• _REQUIRED TASK_
Report, as a bare number, how many lines of the material below contain the word "name".

• _LISTED ENTRIES_

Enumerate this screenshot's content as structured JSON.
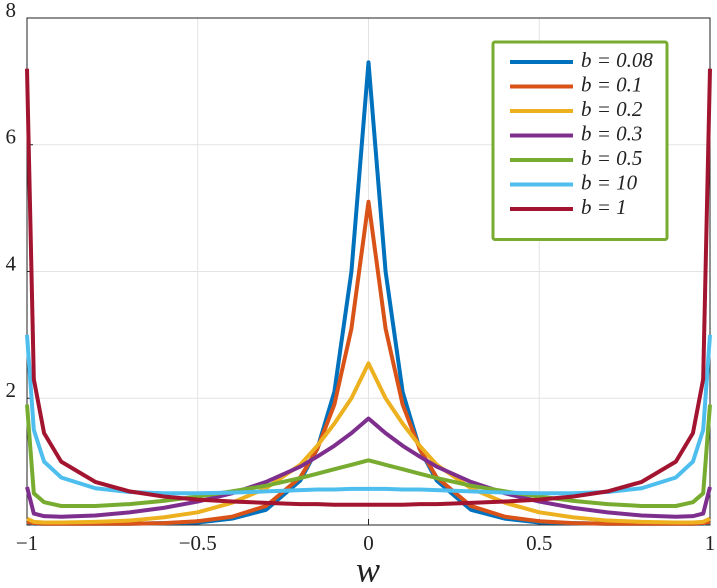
{
  "chart_data": {
    "type": "line",
    "x_label": "w",
    "x": [
      -1,
      -0.98,
      -0.95,
      -0.9,
      -0.8,
      -0.7,
      -0.6,
      -0.5,
      -0.4,
      -0.3,
      -0.2,
      -0.15,
      -0.1,
      -0.05,
      0,
      0.05,
      0.1,
      0.15,
      0.2,
      0.3,
      0.4,
      0.5,
      0.6,
      0.7,
      0.8,
      0.9,
      0.95,
      0.98,
      1
    ],
    "series": [
      {
        "name": "b = 0.08",
        "color": "#0072bd",
        "values": [
          0.05,
          0.02,
          0.02,
          0.02,
          0.02,
          0.02,
          0.03,
          0.04,
          0.1,
          0.24,
          0.7,
          1.2,
          2.1,
          4.0,
          7.3,
          4.0,
          2.1,
          1.2,
          0.7,
          0.24,
          0.1,
          0.04,
          0.03,
          0.02,
          0.02,
          0.02,
          0.02,
          0.02,
          0.05
        ]
      },
      {
        "name": "b = 0.1",
        "color": "#d95319",
        "values": [
          0.05,
          0.03,
          0.02,
          0.02,
          0.02,
          0.02,
          0.03,
          0.06,
          0.13,
          0.3,
          0.75,
          1.2,
          1.9,
          3.1,
          5.1,
          3.1,
          1.9,
          1.2,
          0.75,
          0.3,
          0.13,
          0.06,
          0.03,
          0.02,
          0.02,
          0.02,
          0.02,
          0.03,
          0.05
        ]
      },
      {
        "name": "b = 0.2",
        "color": "#edb120",
        "values": [
          0.1,
          0.05,
          0.04,
          0.04,
          0.05,
          0.07,
          0.12,
          0.2,
          0.35,
          0.58,
          0.95,
          1.25,
          1.6,
          2.0,
          2.55,
          2.0,
          1.6,
          1.25,
          0.95,
          0.58,
          0.35,
          0.2,
          0.12,
          0.07,
          0.05,
          0.04,
          0.04,
          0.05,
          0.1
        ]
      },
      {
        "name": "b = 0.3",
        "color": "#7e2f8e",
        "values": [
          0.6,
          0.18,
          0.14,
          0.13,
          0.15,
          0.2,
          0.27,
          0.37,
          0.5,
          0.68,
          0.92,
          1.08,
          1.25,
          1.45,
          1.68,
          1.45,
          1.25,
          1.08,
          0.92,
          0.68,
          0.5,
          0.37,
          0.27,
          0.2,
          0.15,
          0.13,
          0.14,
          0.18,
          0.6
        ]
      },
      {
        "name": "b = 0.5",
        "color": "#77ac30",
        "values": [
          1.9,
          0.5,
          0.36,
          0.3,
          0.3,
          0.33,
          0.38,
          0.45,
          0.53,
          0.62,
          0.74,
          0.81,
          0.88,
          0.95,
          1.02,
          0.95,
          0.88,
          0.81,
          0.74,
          0.62,
          0.53,
          0.45,
          0.38,
          0.33,
          0.3,
          0.3,
          0.36,
          0.5,
          1.9
        ]
      },
      {
        "name": "b = 10",
        "color": "#4dbeee",
        "values": [
          3.0,
          1.5,
          1.0,
          0.75,
          0.58,
          0.52,
          0.5,
          0.5,
          0.51,
          0.53,
          0.55,
          0.56,
          0.56,
          0.57,
          0.57,
          0.57,
          0.56,
          0.56,
          0.55,
          0.53,
          0.51,
          0.5,
          0.5,
          0.52,
          0.58,
          0.75,
          1.0,
          1.5,
          3.0
        ]
      },
      {
        "name": "b = 1",
        "color": "#a2142f",
        "values": [
          7.2,
          2.3,
          1.45,
          1.0,
          0.68,
          0.53,
          0.45,
          0.4,
          0.37,
          0.35,
          0.33,
          0.33,
          0.32,
          0.32,
          0.32,
          0.32,
          0.32,
          0.33,
          0.33,
          0.35,
          0.37,
          0.4,
          0.45,
          0.53,
          0.68,
          1.0,
          1.45,
          2.3,
          7.2
        ]
      }
    ],
    "xlim": [
      -1,
      1
    ],
    "ylim": [
      0,
      8
    ],
    "xticks": [
      {
        "value": -1,
        "label": "−1"
      },
      {
        "value": -0.5,
        "label": "−0.5"
      },
      0,
      0.5,
      1
    ],
    "yticks": [
      2,
      4,
      6,
      8
    ],
    "grid": true,
    "legend": "top-right",
    "legend_border_color": "#77ac30"
  }
}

• _TASK SOLUTION_
7